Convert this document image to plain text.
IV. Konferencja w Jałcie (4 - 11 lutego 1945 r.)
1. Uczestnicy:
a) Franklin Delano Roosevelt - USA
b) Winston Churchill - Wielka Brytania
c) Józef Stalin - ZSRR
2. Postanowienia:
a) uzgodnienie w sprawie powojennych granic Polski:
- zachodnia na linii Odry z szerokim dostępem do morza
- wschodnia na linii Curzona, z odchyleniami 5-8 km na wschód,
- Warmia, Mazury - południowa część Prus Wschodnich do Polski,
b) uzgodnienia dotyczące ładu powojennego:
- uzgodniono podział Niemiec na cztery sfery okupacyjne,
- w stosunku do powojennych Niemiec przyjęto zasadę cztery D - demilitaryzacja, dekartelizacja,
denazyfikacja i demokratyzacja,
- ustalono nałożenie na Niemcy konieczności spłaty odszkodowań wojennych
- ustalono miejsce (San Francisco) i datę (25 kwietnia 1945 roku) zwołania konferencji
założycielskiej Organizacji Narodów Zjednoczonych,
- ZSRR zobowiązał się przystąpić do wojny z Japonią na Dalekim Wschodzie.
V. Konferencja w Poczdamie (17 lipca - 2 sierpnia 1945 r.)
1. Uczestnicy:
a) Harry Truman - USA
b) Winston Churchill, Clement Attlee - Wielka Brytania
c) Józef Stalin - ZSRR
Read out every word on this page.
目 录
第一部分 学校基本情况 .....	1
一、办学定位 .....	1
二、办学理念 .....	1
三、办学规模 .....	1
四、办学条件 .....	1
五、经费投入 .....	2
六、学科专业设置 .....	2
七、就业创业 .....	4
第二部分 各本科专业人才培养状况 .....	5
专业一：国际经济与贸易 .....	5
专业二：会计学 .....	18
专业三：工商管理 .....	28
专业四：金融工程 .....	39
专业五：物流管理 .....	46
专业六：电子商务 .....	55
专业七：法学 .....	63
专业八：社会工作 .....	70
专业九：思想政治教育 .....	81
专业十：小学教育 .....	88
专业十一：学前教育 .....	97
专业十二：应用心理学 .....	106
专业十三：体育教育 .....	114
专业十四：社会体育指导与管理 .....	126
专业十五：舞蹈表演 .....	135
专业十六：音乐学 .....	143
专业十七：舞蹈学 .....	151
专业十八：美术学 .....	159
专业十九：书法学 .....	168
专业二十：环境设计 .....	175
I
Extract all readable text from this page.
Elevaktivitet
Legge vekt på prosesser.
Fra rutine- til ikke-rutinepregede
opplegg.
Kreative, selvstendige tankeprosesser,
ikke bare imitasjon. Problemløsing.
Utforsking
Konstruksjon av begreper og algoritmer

◆ ◆ ◆ ◆ ◆ ◆ ◆

Prompt —
Pull every line containing "powojennych" out of the records.

Answer below —
a) uzgodnienie w sprawie powojennych granic Polski:
- w stosunku do powojennych Niemiec przyjęto zasadę cztery D - demilitaryzacja, dekartelizacja,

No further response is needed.